>>>>>

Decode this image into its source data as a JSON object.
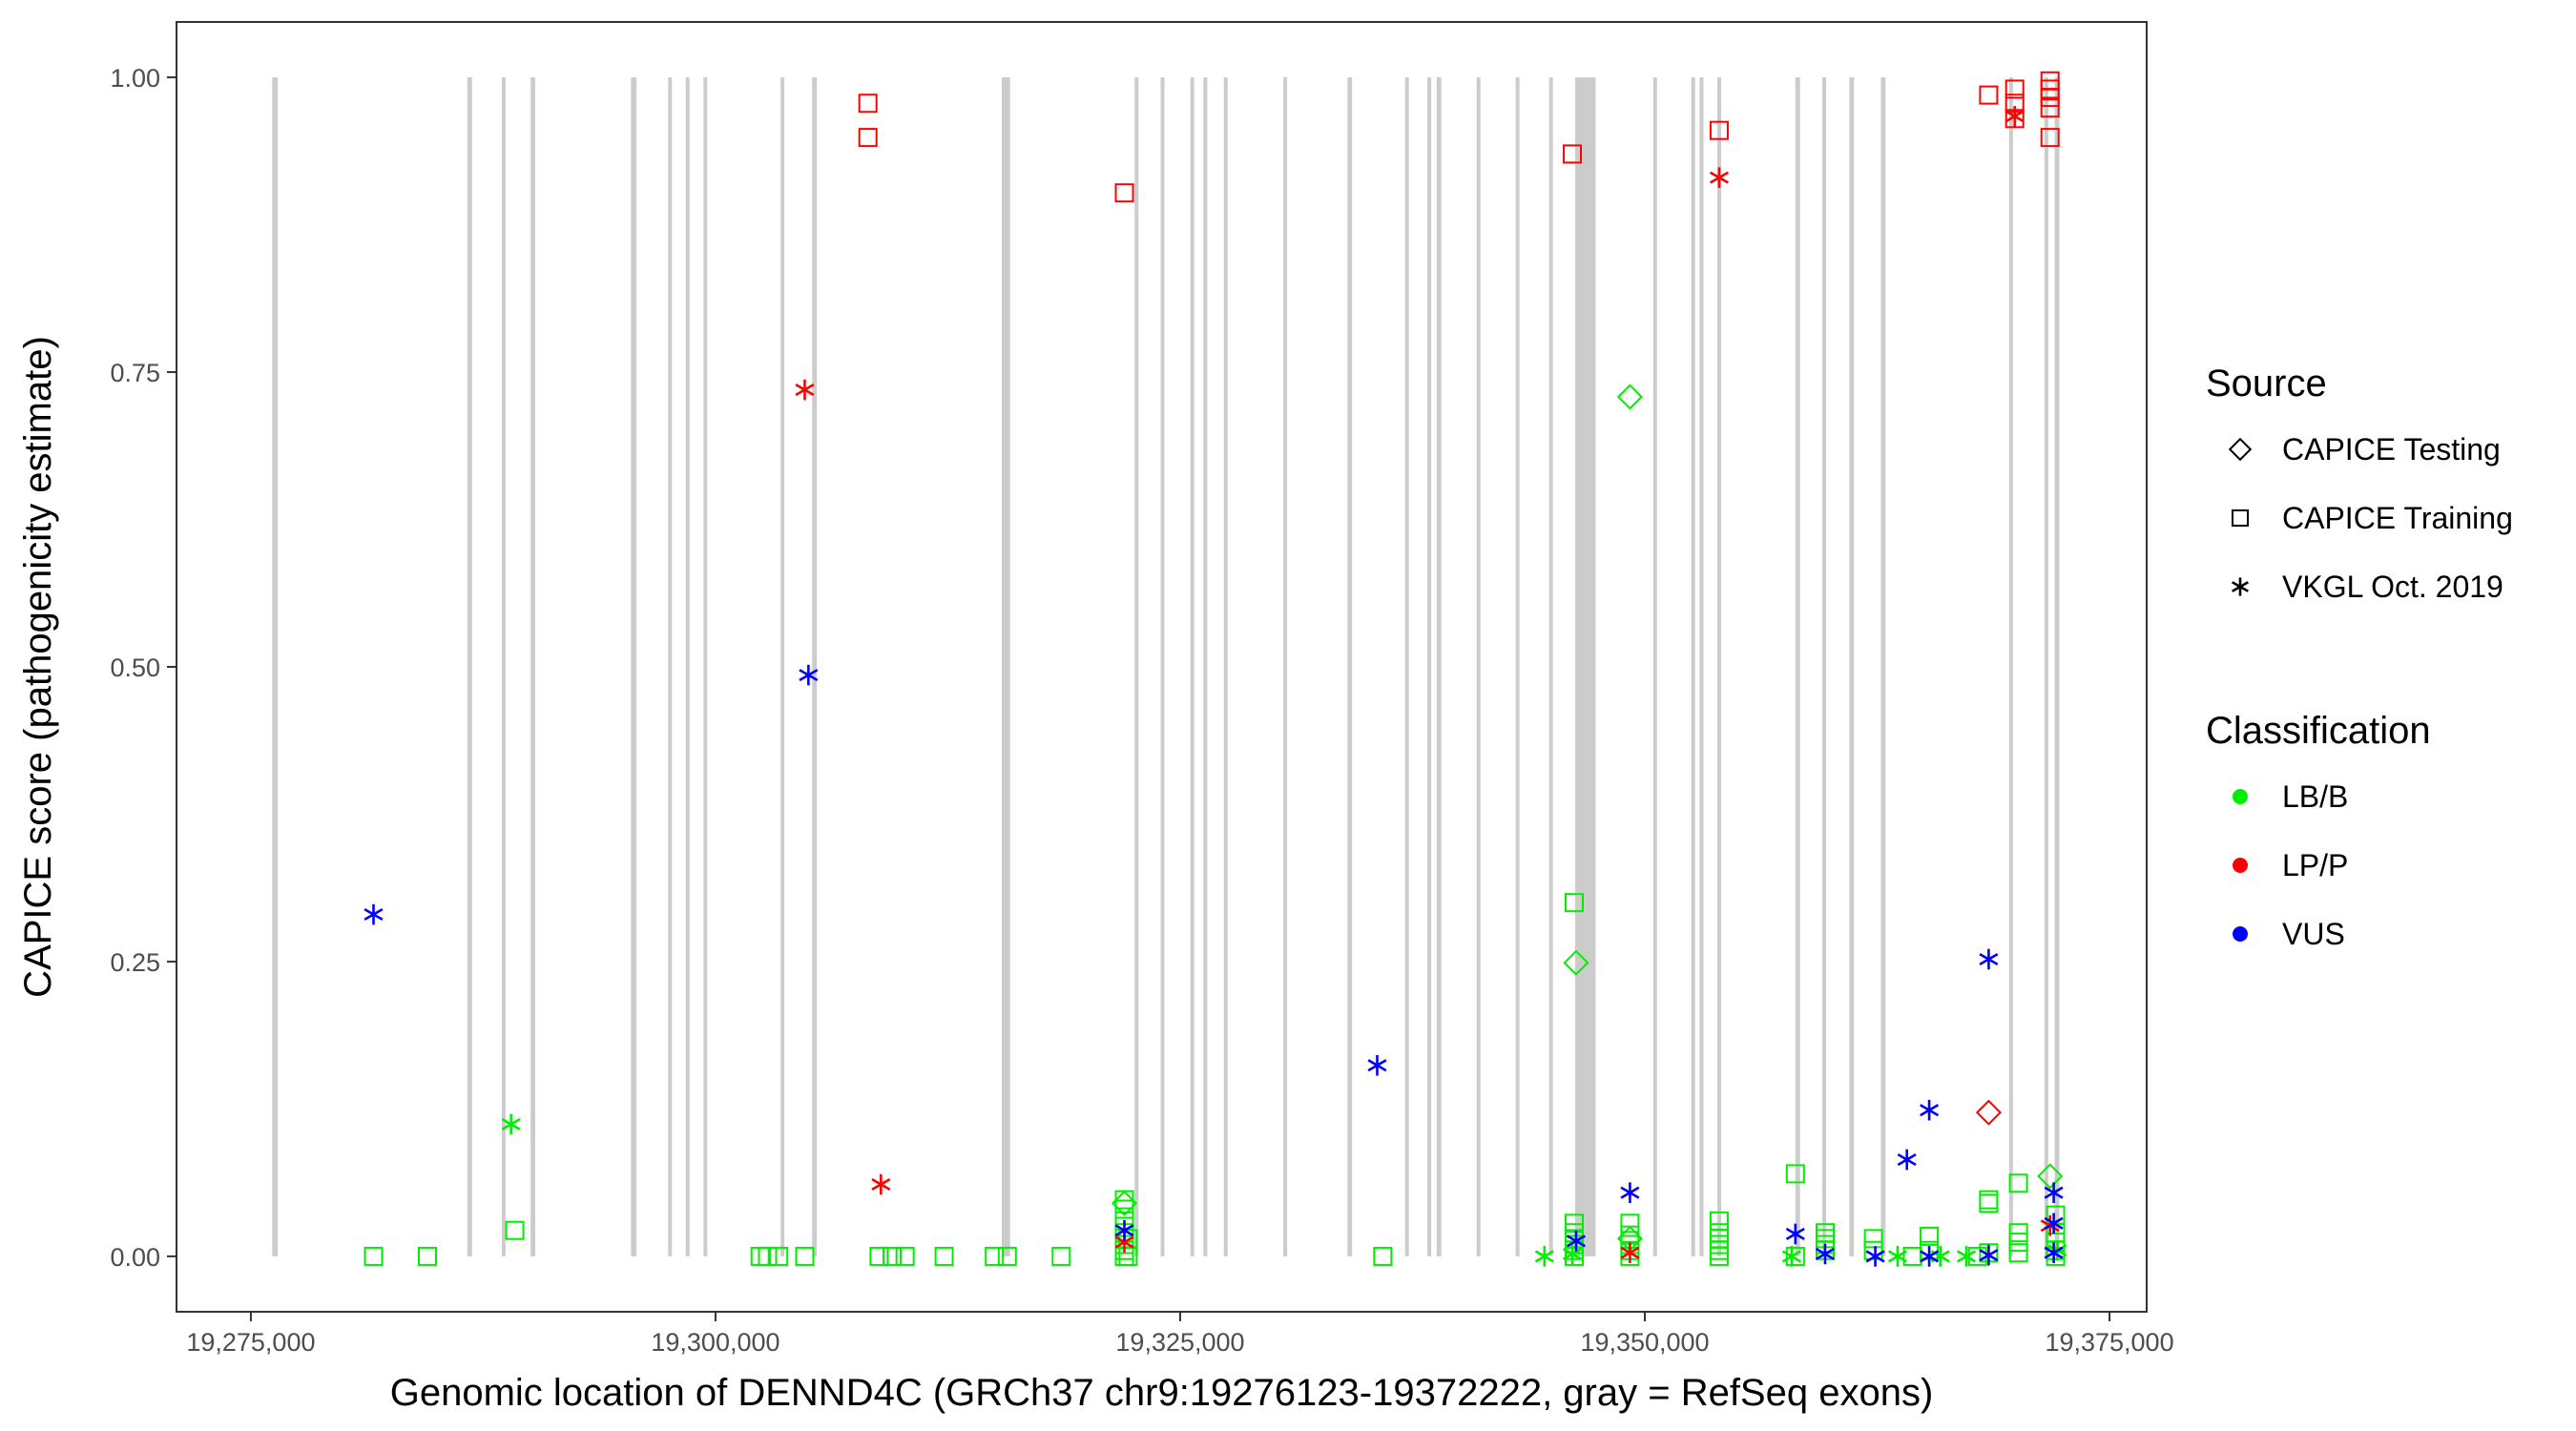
{
  "chart_data": {
    "type": "scatter",
    "xlabel": "Genomic location of DENND4C (GRCh37 chr9:19276123-19372222, gray = RefSeq exons)",
    "ylabel": "CAPICE score (pathogenicity estimate)",
    "xlim": [
      19271000,
      19377000
    ],
    "ylim": [
      -0.047,
      1.047
    ],
    "x_ticks": [
      19275000,
      19300000,
      19325000,
      19350000,
      19375000
    ],
    "x_tick_labels": [
      "19,275,000",
      "19,300,000",
      "19,325,000",
      "19,350,000",
      "19,375,000"
    ],
    "y_ticks": [
      0,
      0.25,
      0.5,
      0.75,
      1
    ],
    "y_tick_labels": [
      "0.00",
      "0.25",
      "0.50",
      "0.75",
      "1.00"
    ],
    "grid": false,
    "exon_color": "#cccccc",
    "exons": [
      [
        19276150,
        19276450
      ],
      [
        19286650,
        19286900
      ],
      [
        19288500,
        19288700
      ],
      [
        19290050,
        19290300
      ],
      [
        19295450,
        19295750
      ],
      [
        19297450,
        19297650
      ],
      [
        19298400,
        19298600
      ],
      [
        19299350,
        19299550
      ],
      [
        19303500,
        19303700
      ],
      [
        19305200,
        19305450
      ],
      [
        19315400,
        19315850
      ],
      [
        19322550,
        19322750
      ],
      [
        19323950,
        19324150
      ],
      [
        19325550,
        19325750
      ],
      [
        19326250,
        19326450
      ],
      [
        19327350,
        19327550
      ],
      [
        19330550,
        19330750
      ],
      [
        19334000,
        19334250
      ],
      [
        19337100,
        19337300
      ],
      [
        19338300,
        19338500
      ],
      [
        19338800,
        19339050
      ],
      [
        19340950,
        19341150
      ],
      [
        19343050,
        19343250
      ],
      [
        19344850,
        19345050
      ],
      [
        19346250,
        19347350
      ],
      [
        19350450,
        19350650
      ],
      [
        19352500,
        19352700
      ],
      [
        19352950,
        19353150
      ],
      [
        19353900,
        19354100
      ],
      [
        19358100,
        19358350
      ],
      [
        19359550,
        19359750
      ],
      [
        19361000,
        19361250
      ],
      [
        19362700,
        19362950
      ],
      [
        19369600,
        19369800
      ],
      [
        19371500,
        19371700
      ],
      [
        19372050,
        19372300
      ]
    ],
    "legend": {
      "position": "right",
      "source_title": "Source",
      "source_items": [
        {
          "name": "CAPICE Testing",
          "shape": "diamond"
        },
        {
          "name": "CAPICE Training",
          "shape": "square"
        },
        {
          "name": "VKGL Oct. 2019",
          "shape": "asterisk"
        }
      ],
      "class_title": "Classification",
      "class_items": [
        {
          "name": "LB/B",
          "color": "#00ee00"
        },
        {
          "name": "LP/P",
          "color": "#ff0000"
        },
        {
          "name": "VUS",
          "color": "#0000ff"
        }
      ]
    },
    "series": [
      {
        "source": "CAPICE Training",
        "classification": "LB/B",
        "points": [
          [
            19281600,
            0
          ],
          [
            19284500,
            0
          ],
          [
            19289200,
            0.022
          ],
          [
            19302400,
            0
          ],
          [
            19302800,
            0
          ],
          [
            19303400,
            0
          ],
          [
            19304800,
            0
          ],
          [
            19308800,
            0
          ],
          [
            19309500,
            0
          ],
          [
            19310200,
            0
          ],
          [
            19312300,
            0
          ],
          [
            19315000,
            0
          ],
          [
            19315700,
            0
          ],
          [
            19318600,
            0
          ],
          [
            19322000,
            0
          ],
          [
            19322000,
            0.005
          ],
          [
            19322000,
            0.01
          ],
          [
            19322000,
            0.02
          ],
          [
            19322000,
            0.03
          ],
          [
            19322000,
            0.04
          ],
          [
            19322000,
            0.048
          ],
          [
            19322200,
            0
          ],
          [
            19322200,
            0.015
          ],
          [
            19335900,
            0
          ],
          [
            19346200,
            0
          ],
          [
            19346200,
            0.005
          ],
          [
            19346200,
            0.01
          ],
          [
            19346200,
            0.015
          ],
          [
            19346200,
            0.02
          ],
          [
            19346200,
            0.028
          ],
          [
            19346200,
            0.3
          ],
          [
            19349200,
            0
          ],
          [
            19349200,
            0.005
          ],
          [
            19349200,
            0.01
          ],
          [
            19349200,
            0.018
          ],
          [
            19349200,
            0.028
          ],
          [
            19354000,
            0
          ],
          [
            19354000,
            0.005
          ],
          [
            19354000,
            0.01
          ],
          [
            19354000,
            0.015
          ],
          [
            19354000,
            0.02
          ],
          [
            19354000,
            0.03
          ],
          [
            19358100,
            0
          ],
          [
            19358100,
            0.07
          ],
          [
            19359700,
            0.005
          ],
          [
            19359700,
            0.01
          ],
          [
            19359700,
            0.015
          ],
          [
            19359700,
            0.02
          ],
          [
            19362300,
            0.005
          ],
          [
            19362300,
            0.015
          ],
          [
            19364400,
            0
          ],
          [
            19365300,
            0.005
          ],
          [
            19365300,
            0.017
          ],
          [
            19367900,
            0
          ],
          [
            19368500,
            0.003
          ],
          [
            19368500,
            0.045
          ],
          [
            19368500,
            0.048
          ],
          [
            19370100,
            0.003
          ],
          [
            19370100,
            0.012
          ],
          [
            19370100,
            0.02
          ],
          [
            19370100,
            0.062
          ],
          [
            19372100,
            0
          ],
          [
            19372100,
            0.005
          ],
          [
            19372100,
            0.012
          ],
          [
            19372100,
            0.02
          ],
          [
            19372100,
            0.035
          ]
        ]
      },
      {
        "source": "CAPICE Training",
        "classification": "LP/P",
        "points": [
          [
            19308200,
            0.978
          ],
          [
            19308200,
            0.949
          ],
          [
            19322000,
            0.902
          ],
          [
            19346100,
            0.935
          ],
          [
            19354000,
            0.955
          ],
          [
            19368500,
            0.985
          ],
          [
            19369900,
            0.99
          ],
          [
            19369900,
            0.978
          ],
          [
            19369900,
            0.965
          ],
          [
            19371800,
            0.997
          ],
          [
            19371800,
            0.99
          ],
          [
            19371800,
            0.983
          ],
          [
            19371800,
            0.974
          ],
          [
            19371800,
            0.949
          ]
        ]
      },
      {
        "source": "CAPICE Testing",
        "classification": "LB/B",
        "points": [
          [
            19349200,
            0.729
          ],
          [
            19346300,
            0.249
          ],
          [
            19371800,
            0.068
          ],
          [
            19322000,
            0.045
          ],
          [
            19349200,
            0.015
          ]
        ]
      },
      {
        "source": "CAPICE Testing",
        "classification": "LP/P",
        "points": [
          [
            19368500,
            0.122
          ]
        ]
      },
      {
        "source": "VKGL Oct. 2019",
        "classification": "LB/B",
        "points": [
          [
            19289000,
            0.112
          ],
          [
            19344600,
            0
          ],
          [
            19346100,
            0.002
          ],
          [
            19357900,
            0
          ],
          [
            19363600,
            0
          ],
          [
            19365900,
            0
          ],
          [
            19367300,
            0
          ],
          [
            19372200,
            0.005
          ]
        ]
      },
      {
        "source": "VKGL Oct. 2019",
        "classification": "LP/P",
        "points": [
          [
            19304800,
            0.735
          ],
          [
            19308900,
            0.061
          ],
          [
            19322000,
            0.012
          ],
          [
            19349200,
            0.003
          ],
          [
            19354000,
            0.915
          ],
          [
            19369900,
            0.967
          ],
          [
            19371800,
            0.026
          ]
        ]
      },
      {
        "source": "VKGL Oct. 2019",
        "classification": "VUS",
        "points": [
          [
            19281600,
            0.29
          ],
          [
            19305000,
            0.493
          ],
          [
            19322000,
            0.022
          ],
          [
            19335600,
            0.162
          ],
          [
            19346300,
            0.013
          ],
          [
            19349200,
            0.054
          ],
          [
            19358100,
            0.019
          ],
          [
            19359700,
            0.002
          ],
          [
            19362400,
            0
          ],
          [
            19364100,
            0.082
          ],
          [
            19365300,
            0.124
          ],
          [
            19365300,
            0
          ],
          [
            19368500,
            0.252
          ],
          [
            19368500,
            0.001
          ],
          [
            19372000,
            0.054
          ],
          [
            19372000,
            0.028
          ],
          [
            19372000,
            0.003
          ]
        ]
      }
    ]
  }
}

<<<<<

● **HOW TO COMPLETE THIS TASK**
Which lines of the data above contain the string "name"? Copy each of them.

● **OUTPUT FOR THIS EXERCISE**
          "name": "CAPICE Testing",
          "name": "CAPICE Training",
          "name": "VKGL Oct. 2019",
          "name": "LB/B",
          "name": "LP/P",
          "name": "VUS",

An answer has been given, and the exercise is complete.